**Given request**
Your task is to repeat the entries underneath exactly, minus the pictures.

=======

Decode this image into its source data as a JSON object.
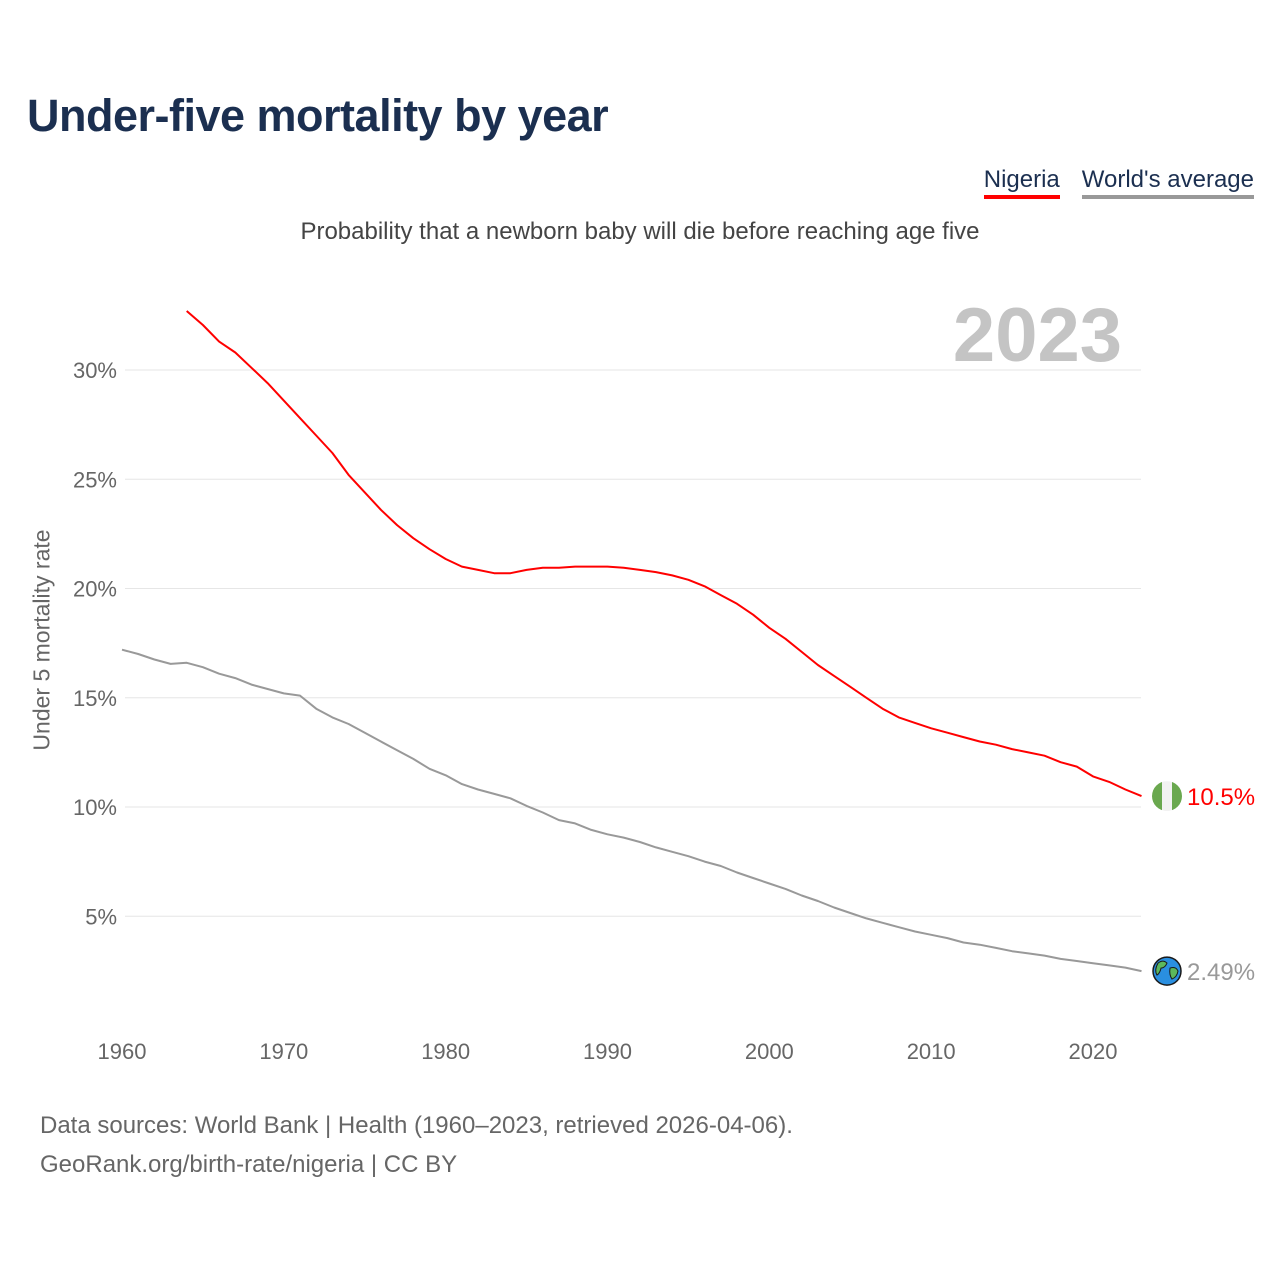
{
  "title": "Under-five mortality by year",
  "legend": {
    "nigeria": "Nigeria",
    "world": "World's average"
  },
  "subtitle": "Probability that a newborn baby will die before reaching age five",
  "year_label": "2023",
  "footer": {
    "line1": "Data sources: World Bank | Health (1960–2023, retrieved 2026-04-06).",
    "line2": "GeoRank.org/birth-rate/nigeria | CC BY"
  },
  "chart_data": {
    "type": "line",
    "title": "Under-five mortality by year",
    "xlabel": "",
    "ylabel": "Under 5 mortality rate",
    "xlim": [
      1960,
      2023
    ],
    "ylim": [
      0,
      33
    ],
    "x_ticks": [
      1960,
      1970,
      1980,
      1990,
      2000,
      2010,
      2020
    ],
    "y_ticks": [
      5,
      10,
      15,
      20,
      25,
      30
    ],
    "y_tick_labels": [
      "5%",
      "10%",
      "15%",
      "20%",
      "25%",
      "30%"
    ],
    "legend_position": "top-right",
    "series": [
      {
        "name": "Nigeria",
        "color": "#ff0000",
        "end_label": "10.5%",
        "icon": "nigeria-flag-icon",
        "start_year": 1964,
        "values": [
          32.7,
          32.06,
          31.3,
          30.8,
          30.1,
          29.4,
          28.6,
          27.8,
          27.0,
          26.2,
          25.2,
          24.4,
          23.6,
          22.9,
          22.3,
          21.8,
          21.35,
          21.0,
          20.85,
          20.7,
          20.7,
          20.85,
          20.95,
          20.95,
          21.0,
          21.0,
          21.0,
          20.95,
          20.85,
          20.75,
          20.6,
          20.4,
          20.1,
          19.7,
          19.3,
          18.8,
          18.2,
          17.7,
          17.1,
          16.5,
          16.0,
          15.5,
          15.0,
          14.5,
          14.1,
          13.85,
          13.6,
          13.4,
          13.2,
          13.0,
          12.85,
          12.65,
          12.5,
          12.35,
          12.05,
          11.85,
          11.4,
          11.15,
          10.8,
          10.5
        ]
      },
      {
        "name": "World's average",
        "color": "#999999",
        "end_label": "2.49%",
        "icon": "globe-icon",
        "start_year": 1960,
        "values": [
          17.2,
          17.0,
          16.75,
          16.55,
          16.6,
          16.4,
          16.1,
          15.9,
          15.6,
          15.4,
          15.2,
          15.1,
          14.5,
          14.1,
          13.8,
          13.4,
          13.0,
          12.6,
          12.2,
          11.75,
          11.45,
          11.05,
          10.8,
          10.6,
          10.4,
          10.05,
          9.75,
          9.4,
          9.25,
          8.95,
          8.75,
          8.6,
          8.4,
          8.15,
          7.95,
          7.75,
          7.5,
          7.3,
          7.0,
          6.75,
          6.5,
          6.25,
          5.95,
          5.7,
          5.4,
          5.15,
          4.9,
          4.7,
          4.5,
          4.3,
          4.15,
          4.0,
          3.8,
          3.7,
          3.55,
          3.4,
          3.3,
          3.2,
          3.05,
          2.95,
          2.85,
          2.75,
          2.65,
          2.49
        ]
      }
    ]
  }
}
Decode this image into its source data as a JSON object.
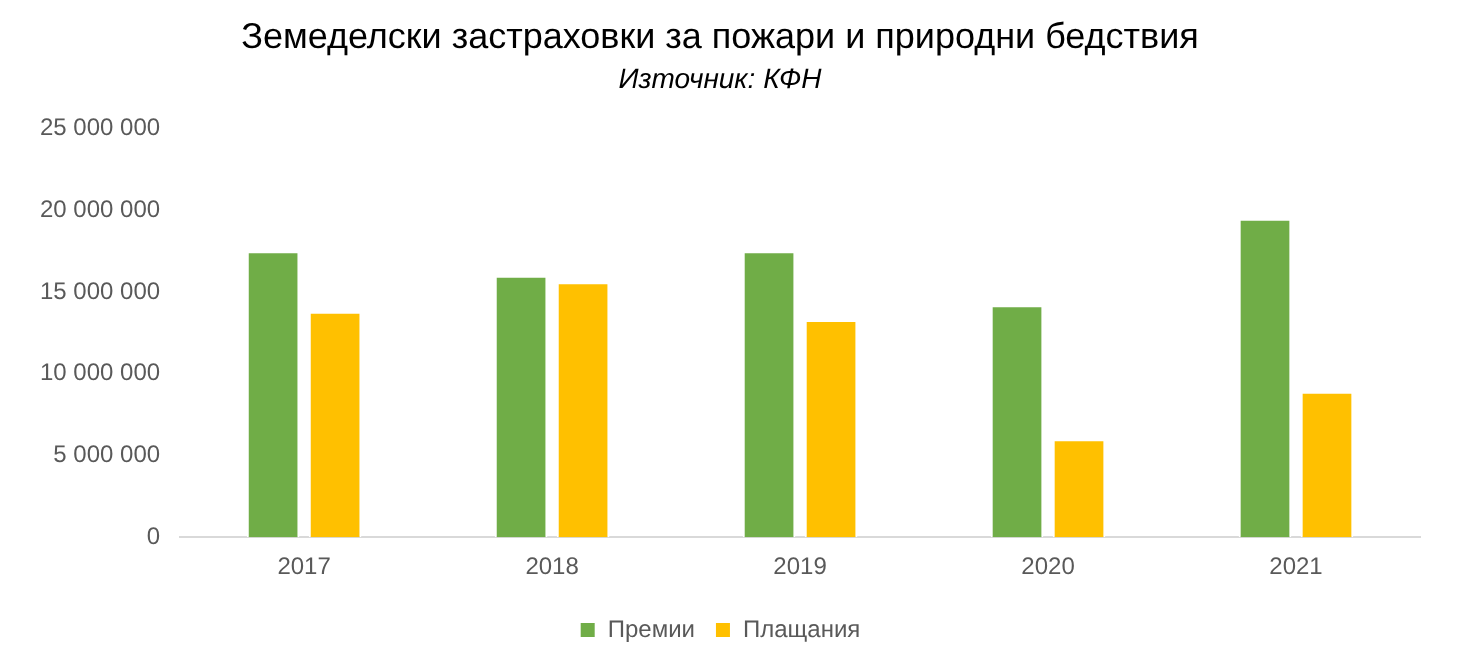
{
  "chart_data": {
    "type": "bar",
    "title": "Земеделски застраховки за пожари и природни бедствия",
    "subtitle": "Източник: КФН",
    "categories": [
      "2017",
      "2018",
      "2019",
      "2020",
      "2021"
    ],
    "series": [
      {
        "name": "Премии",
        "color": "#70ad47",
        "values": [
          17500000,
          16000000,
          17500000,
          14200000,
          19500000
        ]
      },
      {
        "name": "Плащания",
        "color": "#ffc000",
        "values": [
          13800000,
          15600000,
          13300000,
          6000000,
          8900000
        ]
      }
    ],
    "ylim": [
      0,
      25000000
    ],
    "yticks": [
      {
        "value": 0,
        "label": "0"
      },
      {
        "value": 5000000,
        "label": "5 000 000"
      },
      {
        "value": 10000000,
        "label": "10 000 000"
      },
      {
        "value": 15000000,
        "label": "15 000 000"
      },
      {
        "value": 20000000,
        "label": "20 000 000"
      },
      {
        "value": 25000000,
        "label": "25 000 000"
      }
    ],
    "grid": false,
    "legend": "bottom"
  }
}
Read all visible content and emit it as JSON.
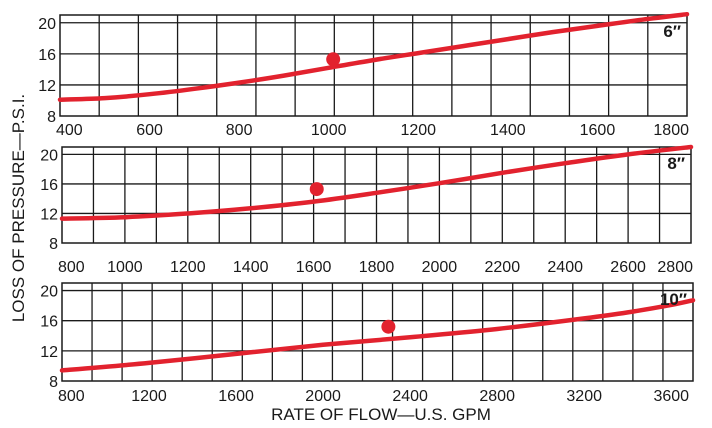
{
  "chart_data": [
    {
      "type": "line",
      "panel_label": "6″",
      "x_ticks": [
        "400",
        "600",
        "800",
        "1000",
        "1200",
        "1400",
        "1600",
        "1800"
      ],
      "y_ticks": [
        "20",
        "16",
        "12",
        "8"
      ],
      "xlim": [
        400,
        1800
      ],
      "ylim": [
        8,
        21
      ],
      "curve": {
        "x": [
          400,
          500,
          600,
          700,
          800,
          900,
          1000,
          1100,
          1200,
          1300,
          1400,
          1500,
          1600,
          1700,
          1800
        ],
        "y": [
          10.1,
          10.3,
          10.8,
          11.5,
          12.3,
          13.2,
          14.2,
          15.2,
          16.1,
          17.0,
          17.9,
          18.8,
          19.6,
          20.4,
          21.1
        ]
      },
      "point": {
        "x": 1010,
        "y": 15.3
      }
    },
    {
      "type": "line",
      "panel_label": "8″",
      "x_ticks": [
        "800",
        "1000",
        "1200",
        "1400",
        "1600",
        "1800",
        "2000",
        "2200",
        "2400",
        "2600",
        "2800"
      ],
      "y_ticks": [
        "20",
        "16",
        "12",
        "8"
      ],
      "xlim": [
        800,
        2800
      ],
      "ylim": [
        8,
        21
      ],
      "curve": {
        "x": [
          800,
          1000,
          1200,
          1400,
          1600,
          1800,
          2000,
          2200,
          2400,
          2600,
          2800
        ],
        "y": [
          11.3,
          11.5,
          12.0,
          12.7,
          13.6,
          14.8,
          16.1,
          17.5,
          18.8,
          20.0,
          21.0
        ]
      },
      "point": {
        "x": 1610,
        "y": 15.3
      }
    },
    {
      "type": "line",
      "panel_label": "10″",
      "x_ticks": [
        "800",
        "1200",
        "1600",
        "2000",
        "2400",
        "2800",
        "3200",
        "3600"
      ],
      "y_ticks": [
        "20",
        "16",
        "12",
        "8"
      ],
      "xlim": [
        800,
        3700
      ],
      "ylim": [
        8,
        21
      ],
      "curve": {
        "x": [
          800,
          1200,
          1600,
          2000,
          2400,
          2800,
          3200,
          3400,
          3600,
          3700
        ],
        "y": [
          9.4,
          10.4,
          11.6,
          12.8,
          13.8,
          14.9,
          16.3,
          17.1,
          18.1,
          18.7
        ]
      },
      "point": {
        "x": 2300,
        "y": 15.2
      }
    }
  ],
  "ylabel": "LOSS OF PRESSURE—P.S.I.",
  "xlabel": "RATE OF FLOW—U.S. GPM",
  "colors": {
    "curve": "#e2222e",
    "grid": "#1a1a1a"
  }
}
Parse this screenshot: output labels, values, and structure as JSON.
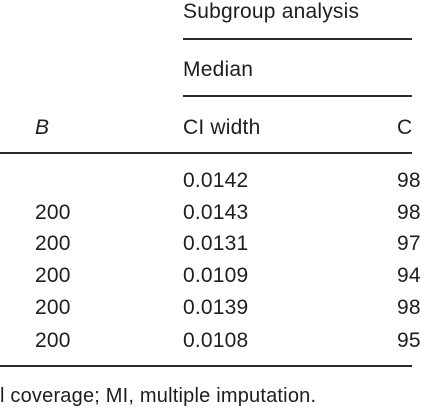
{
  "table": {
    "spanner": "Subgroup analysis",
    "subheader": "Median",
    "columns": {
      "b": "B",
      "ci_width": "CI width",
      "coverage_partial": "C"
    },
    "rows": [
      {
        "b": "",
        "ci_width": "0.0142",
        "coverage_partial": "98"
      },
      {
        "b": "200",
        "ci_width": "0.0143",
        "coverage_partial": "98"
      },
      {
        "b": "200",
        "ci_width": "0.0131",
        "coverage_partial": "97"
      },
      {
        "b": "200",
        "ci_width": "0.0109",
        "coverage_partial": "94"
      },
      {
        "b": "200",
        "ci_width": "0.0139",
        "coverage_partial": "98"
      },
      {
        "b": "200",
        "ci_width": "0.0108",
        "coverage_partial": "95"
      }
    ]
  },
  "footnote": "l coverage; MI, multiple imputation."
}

=======

**Exercise answer**
Decode this image into its source data as a JSON object.
{
  "title": "Under-five mortality by year",
  "legend": {
    "nigeria": "Nigeria",
    "world": "World's average"
  },
  "subtitle": "Probability that a newborn baby will die before reaching age five",
  "year_label": "2023",
  "footer": {
    "line1": "Data sources: World Bank | Health (1960–2023, retrieved 2026-04-06).",
    "line2": "GeoRank.org/birth-rate/nigeria | CC BY"
  },
  "chart_data": {
    "type": "line",
    "title": "Under-five mortality by year",
    "xlabel": "",
    "ylabel": "Under 5 mortality rate",
    "xlim": [
      1960,
      2023
    ],
    "ylim": [
      0,
      33
    ],
    "x_ticks": [
      1960,
      1970,
      1980,
      1990,
      2000,
      2010,
      2020
    ],
    "y_ticks": [
      5,
      10,
      15,
      20,
      25,
      30
    ],
    "y_tick_labels": [
      "5%",
      "10%",
      "15%",
      "20%",
      "25%",
      "30%"
    ],
    "legend_position": "top-right",
    "series": [
      {
        "name": "Nigeria",
        "color": "#ff0000",
        "end_label": "10.5%",
        "icon": "nigeria-flag-icon",
        "start_year": 1964,
        "values": [
          32.7,
          32.06,
          31.3,
          30.8,
          30.1,
          29.4,
          28.6,
          27.8,
          27.0,
          26.2,
          25.2,
          24.4,
          23.6,
          22.9,
          22.3,
          21.8,
          21.35,
          21.0,
          20.85,
          20.7,
          20.7,
          20.85,
          20.95,
          20.95,
          21.0,
          21.0,
          21.0,
          20.95,
          20.85,
          20.75,
          20.6,
          20.4,
          20.1,
          19.7,
          19.3,
          18.8,
          18.2,
          17.7,
          17.1,
          16.5,
          16.0,
          15.5,
          15.0,
          14.5,
          14.1,
          13.85,
          13.6,
          13.4,
          13.2,
          13.0,
          12.85,
          12.65,
          12.5,
          12.35,
          12.05,
          11.85,
          11.4,
          11.15,
          10.8,
          10.5
        ]
      },
      {
        "name": "World's average",
        "color": "#999999",
        "end_label": "2.49%",
        "icon": "globe-icon",
        "start_year": 1960,
        "values": [
          17.2,
          17.0,
          16.75,
          16.55,
          16.6,
          16.4,
          16.1,
          15.9,
          15.6,
          15.4,
          15.2,
          15.1,
          14.5,
          14.1,
          13.8,
          13.4,
          13.0,
          12.6,
          12.2,
          11.75,
          11.45,
          11.05,
          10.8,
          10.6,
          10.4,
          10.05,
          9.75,
          9.4,
          9.25,
          8.95,
          8.75,
          8.6,
          8.4,
          8.15,
          7.95,
          7.75,
          7.5,
          7.3,
          7.0,
          6.75,
          6.5,
          6.25,
          5.95,
          5.7,
          5.4,
          5.15,
          4.9,
          4.7,
          4.5,
          4.3,
          4.15,
          4.0,
          3.8,
          3.7,
          3.55,
          3.4,
          3.3,
          3.2,
          3.05,
          2.95,
          2.85,
          2.75,
          2.65,
          2.49
        ]
      }
    ]
  }
}
Decode this image into its source data as a JSON object.
{
  "chart_data": {
    "type": "bar",
    "title": "Земеделски застраховки за пожари и природни бедствия",
    "subtitle": "Източник: КФН",
    "categories": [
      "2017",
      "2018",
      "2019",
      "2020",
      "2021"
    ],
    "series": [
      {
        "name": "Премии",
        "color": "#70ad47",
        "values": [
          17500000,
          16000000,
          17500000,
          14200000,
          19500000
        ]
      },
      {
        "name": "Плащания",
        "color": "#ffc000",
        "values": [
          13800000,
          15600000,
          13300000,
          6000000,
          8900000
        ]
      }
    ],
    "ylim": [
      0,
      25000000
    ],
    "yticks": [
      {
        "value": 0,
        "label": "0"
      },
      {
        "value": 5000000,
        "label": "5 000 000"
      },
      {
        "value": 10000000,
        "label": "10 000 000"
      },
      {
        "value": 15000000,
        "label": "15 000 000"
      },
      {
        "value": 20000000,
        "label": "20 000 000"
      },
      {
        "value": 25000000,
        "label": "25 000 000"
      }
    ],
    "grid": false,
    "legend": "bottom"
  }
}
Read all visible content and emit it as JSON.
{
  "chart_data": [
    {
      "type": "line",
      "panel_label": "6″",
      "x_ticks": [
        "400",
        "600",
        "800",
        "1000",
        "1200",
        "1400",
        "1600",
        "1800"
      ],
      "y_ticks": [
        "20",
        "16",
        "12",
        "8"
      ],
      "xlim": [
        400,
        1800
      ],
      "ylim": [
        8,
        21
      ],
      "curve": {
        "x": [
          400,
          500,
          600,
          700,
          800,
          900,
          1000,
          1100,
          1200,
          1300,
          1400,
          1500,
          1600,
          1700,
          1800
        ],
        "y": [
          10.1,
          10.3,
          10.8,
          11.5,
          12.3,
          13.2,
          14.2,
          15.2,
          16.1,
          17.0,
          17.9,
          18.8,
          19.6,
          20.4,
          21.1
        ]
      },
      "point": {
        "x": 1010,
        "y": 15.3
      }
    },
    {
      "type": "line",
      "panel_label": "8″",
      "x_ticks": [
        "800",
        "1000",
        "1200",
        "1400",
        "1600",
        "1800",
        "2000",
        "2200",
        "2400",
        "2600",
        "2800"
      ],
      "y_ticks": [
        "20",
        "16",
        "12",
        "8"
      ],
      "xlim": [
        800,
        2800
      ],
      "ylim": [
        8,
        21
      ],
      "curve": {
        "x": [
          800,
          1000,
          1200,
          1400,
          1600,
          1800,
          2000,
          2200,
          2400,
          2600,
          2800
        ],
        "y": [
          11.3,
          11.5,
          12.0,
          12.7,
          13.6,
          14.8,
          16.1,
          17.5,
          18.8,
          20.0,
          21.0
        ]
      },
      "point": {
        "x": 1610,
        "y": 15.3
      }
    },
    {
      "type": "line",
      "panel_label": "10″",
      "x_ticks": [
        "800",
        "1200",
        "1600",
        "2000",
        "2400",
        "2800",
        "3200",
        "3600"
      ],
      "y_ticks": [
        "20",
        "16",
        "12",
        "8"
      ],
      "xlim": [
        800,
        3700
      ],
      "ylim": [
        8,
        21
      ],
      "curve": {
        "x": [
          800,
          1200,
          1600,
          2000,
          2400,
          2800,
          3200,
          3400,
          3600,
          3700
        ],
        "y": [
          9.4,
          10.4,
          11.6,
          12.8,
          13.8,
          14.9,
          16.3,
          17.1,
          18.1,
          18.7
        ]
      },
      "point": {
        "x": 2300,
        "y": 15.2
      }
    }
  ],
  "ylabel": "LOSS OF PRESSURE—P.S.I.",
  "xlabel": "RATE OF FLOW—U.S. GPM",
  "colors": {
    "curve": "#e2222e",
    "grid": "#1a1a1a"
  }
}
Parse this screenshot: output labels, values, and structure as JSON.
{
  "table": {
    "spanner": "Subgroup analysis",
    "subheader": "Median",
    "columns": {
      "b": "B",
      "ci_width": "CI width",
      "coverage_partial": "C"
    },
    "rows": [
      {
        "b": "",
        "ci_width": "0.0142",
        "coverage_partial": "98"
      },
      {
        "b": "200",
        "ci_width": "0.0143",
        "coverage_partial": "98"
      },
      {
        "b": "200",
        "ci_width": "0.0131",
        "coverage_partial": "97"
      },
      {
        "b": "200",
        "ci_width": "0.0109",
        "coverage_partial": "94"
      },
      {
        "b": "200",
        "ci_width": "0.0139",
        "coverage_partial": "98"
      },
      {
        "b": "200",
        "ci_width": "0.0108",
        "coverage_partial": "95"
      }
    ]
  },
  "footnote": "l coverage; MI, multiple imputation."
}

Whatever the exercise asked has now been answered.